Exercise aim: Return each entry exactly, omitting nothing.

★ ★ ★

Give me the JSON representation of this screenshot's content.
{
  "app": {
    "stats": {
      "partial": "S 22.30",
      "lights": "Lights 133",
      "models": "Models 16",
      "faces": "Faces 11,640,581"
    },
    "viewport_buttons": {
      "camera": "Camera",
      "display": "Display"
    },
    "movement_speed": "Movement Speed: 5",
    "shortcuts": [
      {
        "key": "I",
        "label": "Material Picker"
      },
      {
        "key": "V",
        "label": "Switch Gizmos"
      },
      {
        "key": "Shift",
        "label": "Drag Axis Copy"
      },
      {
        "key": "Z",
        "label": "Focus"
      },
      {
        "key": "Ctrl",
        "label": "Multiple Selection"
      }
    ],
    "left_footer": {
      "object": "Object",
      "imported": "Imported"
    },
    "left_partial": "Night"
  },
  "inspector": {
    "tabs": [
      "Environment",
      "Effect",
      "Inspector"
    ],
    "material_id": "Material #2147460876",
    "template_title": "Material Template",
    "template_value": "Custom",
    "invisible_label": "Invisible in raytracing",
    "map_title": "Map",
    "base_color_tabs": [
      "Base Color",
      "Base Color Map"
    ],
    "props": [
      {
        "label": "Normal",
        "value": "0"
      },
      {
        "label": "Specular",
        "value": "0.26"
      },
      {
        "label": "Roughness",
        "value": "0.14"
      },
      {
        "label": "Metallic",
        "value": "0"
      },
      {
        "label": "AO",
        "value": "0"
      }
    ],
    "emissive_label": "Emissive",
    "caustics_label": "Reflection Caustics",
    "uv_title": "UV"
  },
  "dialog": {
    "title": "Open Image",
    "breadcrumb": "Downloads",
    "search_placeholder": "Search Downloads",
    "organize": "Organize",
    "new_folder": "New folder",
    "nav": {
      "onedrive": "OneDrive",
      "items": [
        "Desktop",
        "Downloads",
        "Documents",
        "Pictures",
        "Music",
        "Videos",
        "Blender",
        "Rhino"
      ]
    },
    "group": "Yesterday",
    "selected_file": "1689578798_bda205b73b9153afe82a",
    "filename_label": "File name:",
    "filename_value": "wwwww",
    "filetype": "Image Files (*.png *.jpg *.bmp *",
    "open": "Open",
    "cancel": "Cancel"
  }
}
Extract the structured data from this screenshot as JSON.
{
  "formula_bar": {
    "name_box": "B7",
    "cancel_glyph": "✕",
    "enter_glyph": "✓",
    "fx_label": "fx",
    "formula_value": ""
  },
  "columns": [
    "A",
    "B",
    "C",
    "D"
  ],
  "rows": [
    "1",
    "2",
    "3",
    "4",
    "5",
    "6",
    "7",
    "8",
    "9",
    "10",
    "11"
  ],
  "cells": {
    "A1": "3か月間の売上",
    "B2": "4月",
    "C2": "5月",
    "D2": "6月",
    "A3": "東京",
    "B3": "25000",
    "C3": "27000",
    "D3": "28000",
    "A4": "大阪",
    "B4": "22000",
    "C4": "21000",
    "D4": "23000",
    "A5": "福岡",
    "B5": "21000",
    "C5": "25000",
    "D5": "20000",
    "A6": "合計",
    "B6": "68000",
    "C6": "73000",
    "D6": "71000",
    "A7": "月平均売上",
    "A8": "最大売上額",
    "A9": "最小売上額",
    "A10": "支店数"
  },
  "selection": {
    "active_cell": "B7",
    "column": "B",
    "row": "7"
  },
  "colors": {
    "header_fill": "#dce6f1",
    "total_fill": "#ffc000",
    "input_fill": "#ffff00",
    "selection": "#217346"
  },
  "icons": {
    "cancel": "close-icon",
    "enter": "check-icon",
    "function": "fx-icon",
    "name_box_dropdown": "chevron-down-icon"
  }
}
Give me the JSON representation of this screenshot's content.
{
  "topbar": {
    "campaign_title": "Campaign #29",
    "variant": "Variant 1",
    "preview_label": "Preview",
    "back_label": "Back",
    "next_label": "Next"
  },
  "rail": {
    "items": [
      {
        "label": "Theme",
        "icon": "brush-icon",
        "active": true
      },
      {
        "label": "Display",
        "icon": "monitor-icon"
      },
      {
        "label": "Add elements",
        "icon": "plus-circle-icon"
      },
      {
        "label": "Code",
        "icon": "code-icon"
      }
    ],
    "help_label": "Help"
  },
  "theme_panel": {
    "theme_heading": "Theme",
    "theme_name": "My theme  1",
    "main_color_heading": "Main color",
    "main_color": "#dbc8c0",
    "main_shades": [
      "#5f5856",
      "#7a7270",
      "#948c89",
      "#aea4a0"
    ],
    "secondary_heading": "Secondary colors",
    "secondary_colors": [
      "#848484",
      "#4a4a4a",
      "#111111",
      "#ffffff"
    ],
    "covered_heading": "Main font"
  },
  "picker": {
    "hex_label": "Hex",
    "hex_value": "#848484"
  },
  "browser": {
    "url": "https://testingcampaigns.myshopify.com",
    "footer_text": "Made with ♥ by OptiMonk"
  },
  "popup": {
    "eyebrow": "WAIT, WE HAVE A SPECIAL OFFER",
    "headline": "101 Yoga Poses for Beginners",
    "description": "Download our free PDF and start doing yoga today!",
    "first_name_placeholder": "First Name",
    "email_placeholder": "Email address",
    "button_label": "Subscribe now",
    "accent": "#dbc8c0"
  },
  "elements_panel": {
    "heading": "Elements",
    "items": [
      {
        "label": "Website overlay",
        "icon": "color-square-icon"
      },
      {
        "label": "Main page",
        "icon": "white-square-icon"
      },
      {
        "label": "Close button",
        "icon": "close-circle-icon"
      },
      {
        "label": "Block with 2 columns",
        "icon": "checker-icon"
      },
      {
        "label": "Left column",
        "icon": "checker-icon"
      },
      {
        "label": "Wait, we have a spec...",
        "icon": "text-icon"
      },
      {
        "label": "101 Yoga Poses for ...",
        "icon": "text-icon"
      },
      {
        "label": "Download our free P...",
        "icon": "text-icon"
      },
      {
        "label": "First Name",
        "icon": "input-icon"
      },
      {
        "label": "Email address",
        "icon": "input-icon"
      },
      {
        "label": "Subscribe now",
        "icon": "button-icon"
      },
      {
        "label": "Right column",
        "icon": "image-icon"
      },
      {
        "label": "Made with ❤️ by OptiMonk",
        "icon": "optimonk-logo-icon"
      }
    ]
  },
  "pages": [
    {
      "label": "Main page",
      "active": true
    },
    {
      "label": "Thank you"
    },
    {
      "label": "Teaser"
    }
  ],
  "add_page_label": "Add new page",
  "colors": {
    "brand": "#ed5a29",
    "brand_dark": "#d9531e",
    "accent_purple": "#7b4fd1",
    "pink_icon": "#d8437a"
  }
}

★ ★ ★

Result of the exercise:
Give me the JSON representation of this screenshot's content.
{
  "app": {
    "stats": {
      "partial": "S 22.30",
      "lights": "Lights 133",
      "models": "Models 16",
      "faces": "Faces 11,640,581"
    },
    "viewport_buttons": {
      "camera": "Camera",
      "display": "Display"
    },
    "movement_speed": "Movement Speed: 5",
    "shortcuts": [
      {
        "key": "I",
        "label": "Material Picker"
      },
      {
        "key": "V",
        "label": "Switch Gizmos"
      },
      {
        "key": "Shift",
        "label": "Drag Axis Copy"
      },
      {
        "key": "Z",
        "label": "Focus"
      },
      {
        "key": "Ctrl",
        "label": "Multiple Selection"
      }
    ],
    "left_footer": {
      "object": "Object",
      "imported": "Imported"
    },
    "left_partial": "Night"
  },
  "inspector": {
    "tabs": [
      "Environment",
      "Effect",
      "Inspector"
    ],
    "material_id": "Material #2147460876",
    "template_title": "Material Template",
    "template_value": "Custom",
    "invisible_label": "Invisible in raytracing",
    "map_title": "Map",
    "base_color_tabs": [
      "Base Color",
      "Base Color Map"
    ],
    "props": [
      {
        "label": "Normal",
        "value": "0"
      },
      {
        "label": "Specular",
        "value": "0.26"
      },
      {
        "label": "Roughness",
        "value": "0.14"
      },
      {
        "label": "Metallic",
        "value": "0"
      },
      {
        "label": "AO",
        "value": "0"
      }
    ],
    "emissive_label": "Emissive",
    "caustics_label": "Reflection Caustics",
    "uv_title": "UV"
  },
  "dialog": {
    "title": "Open Image",
    "breadcrumb": "Downloads",
    "search_placeholder": "Search Downloads",
    "organize": "Organize",
    "new_folder": "New folder",
    "nav": {
      "onedrive": "OneDrive",
      "items": [
        "Desktop",
        "Downloads",
        "Documents",
        "Pictures",
        "Music",
        "Videos",
        "Blender",
        "Rhino"
      ]
    },
    "group": "Yesterday",
    "selected_file": "1689578798_bda205b73b9153afe82a",
    "filename_label": "File name:",
    "filename_value": "wwwww",
    "filetype": "Image Files (*.png *.jpg *.bmp *",
    "open": "Open",
    "cancel": "Cancel"
  }
}
Extract the structured data from this screenshot as JSON.
{
  "formula_bar": {
    "name_box": "B7",
    "cancel_glyph": "✕",
    "enter_glyph": "✓",
    "fx_label": "fx",
    "formula_value": ""
  },
  "columns": [
    "A",
    "B",
    "C",
    "D"
  ],
  "rows": [
    "1",
    "2",
    "3",
    "4",
    "5",
    "6",
    "7",
    "8",
    "9",
    "10",
    "11"
  ],
  "cells": {
    "A1": "3か月間の売上",
    "B2": "4月",
    "C2": "5月",
    "D2": "6月",
    "A3": "東京",
    "B3": "25000",
    "C3": "27000",
    "D3": "28000",
    "A4": "大阪",
    "B4": "22000",
    "C4": "21000",
    "D4": "23000",
    "A5": "福岡",
    "B5": "21000",
    "C5": "25000",
    "D5": "20000",
    "A6": "合計",
    "B6": "68000",
    "C6": "73000",
    "D6": "71000",
    "A7": "月平均売上",
    "A8": "最大売上額",
    "A9": "最小売上額",
    "A10": "支店数"
  },
  "selection": {
    "active_cell": "B7",
    "column": "B",
    "row": "7"
  },
  "colors": {
    "header_fill": "#dce6f1",
    "total_fill": "#ffc000",
    "input_fill": "#ffff00",
    "selection": "#217346"
  },
  "icons": {
    "cancel": "close-icon",
    "enter": "check-icon",
    "function": "fx-icon",
    "name_box_dropdown": "chevron-down-icon"
  }
}
Give me the JSON representation of this screenshot's content.
{
  "topbar": {
    "campaign_title": "Campaign #29",
    "variant": "Variant 1",
    "preview_label": "Preview",
    "back_label": "Back",
    "next_label": "Next"
  },
  "rail": {
    "items": [
      {
        "label": "Theme",
        "icon": "brush-icon",
        "active": true
      },
      {
        "label": "Display",
        "icon": "monitor-icon"
      },
      {
        "label": "Add elements",
        "icon": "plus-circle-icon"
      },
      {
        "label": "Code",
        "icon": "code-icon"
      }
    ],
    "help_label": "Help"
  },
  "theme_panel": {
    "theme_heading": "Theme",
    "theme_name": "My theme  1",
    "main_color_heading": "Main color",
    "main_color": "#dbc8c0",
    "main_shades": [
      "#5f5856",
      "#7a7270",
      "#948c89",
      "#aea4a0"
    ],
    "secondary_heading": "Secondary colors",
    "secondary_colors": [
      "#848484",
      "#4a4a4a",
      "#111111",
      "#ffffff"
    ],
    "covered_heading": "Main font"
  },
  "picker": {
    "hex_label": "Hex",
    "hex_value": "#848484"
  },
  "browser": {
    "url": "https://testingcampaigns.myshopify.com",
    "footer_text": "Made with ♥ by OptiMonk"
  },
  "popup": {
    "eyebrow": "WAIT, WE HAVE A SPECIAL OFFER",
    "headline": "101 Yoga Poses for Beginners",
    "description": "Download our free PDF and start doing yoga today!",
    "first_name_placeholder": "First Name",
    "email_placeholder": "Email address",
    "button_label": "Subscribe now",
    "accent": "#dbc8c0"
  },
  "elements_panel": {
    "heading": "Elements",
    "items": [
      {
        "label": "Website overlay",
        "icon": "color-square-icon"
      },
      {
        "label": "Main page",
        "icon": "white-square-icon"
      },
      {
        "label": "Close button",
        "icon": "close-circle-icon"
      },
      {
        "label": "Block with 2 columns",
        "icon": "checker-icon"
      },
      {
        "label": "Left column",
        "icon": "checker-icon"
      },
      {
        "label": "Wait, we have a spec...",
        "icon": "text-icon"
      },
      {
        "label": "101 Yoga Poses for ...",
        "icon": "text-icon"
      },
      {
        "label": "Download our free P...",
        "icon": "text-icon"
      },
      {
        "label": "First Name",
        "icon": "input-icon"
      },
      {
        "label": "Email address",
        "icon": "input-icon"
      },
      {
        "label": "Subscribe now",
        "icon": "button-icon"
      },
      {
        "label": "Right column",
        "icon": "image-icon"
      },
      {
        "label": "Made with ❤️ by OptiMonk",
        "icon": "optimonk-logo-icon"
      }
    ]
  },
  "pages": [
    {
      "label": "Main page",
      "active": true
    },
    {
      "label": "Thank you"
    },
    {
      "label": "Teaser"
    }
  ],
  "add_page_label": "Add new page",
  "colors": {
    "brand": "#ed5a29",
    "brand_dark": "#d9531e",
    "accent_purple": "#7b4fd1",
    "pink_icon": "#d8437a"
  }
}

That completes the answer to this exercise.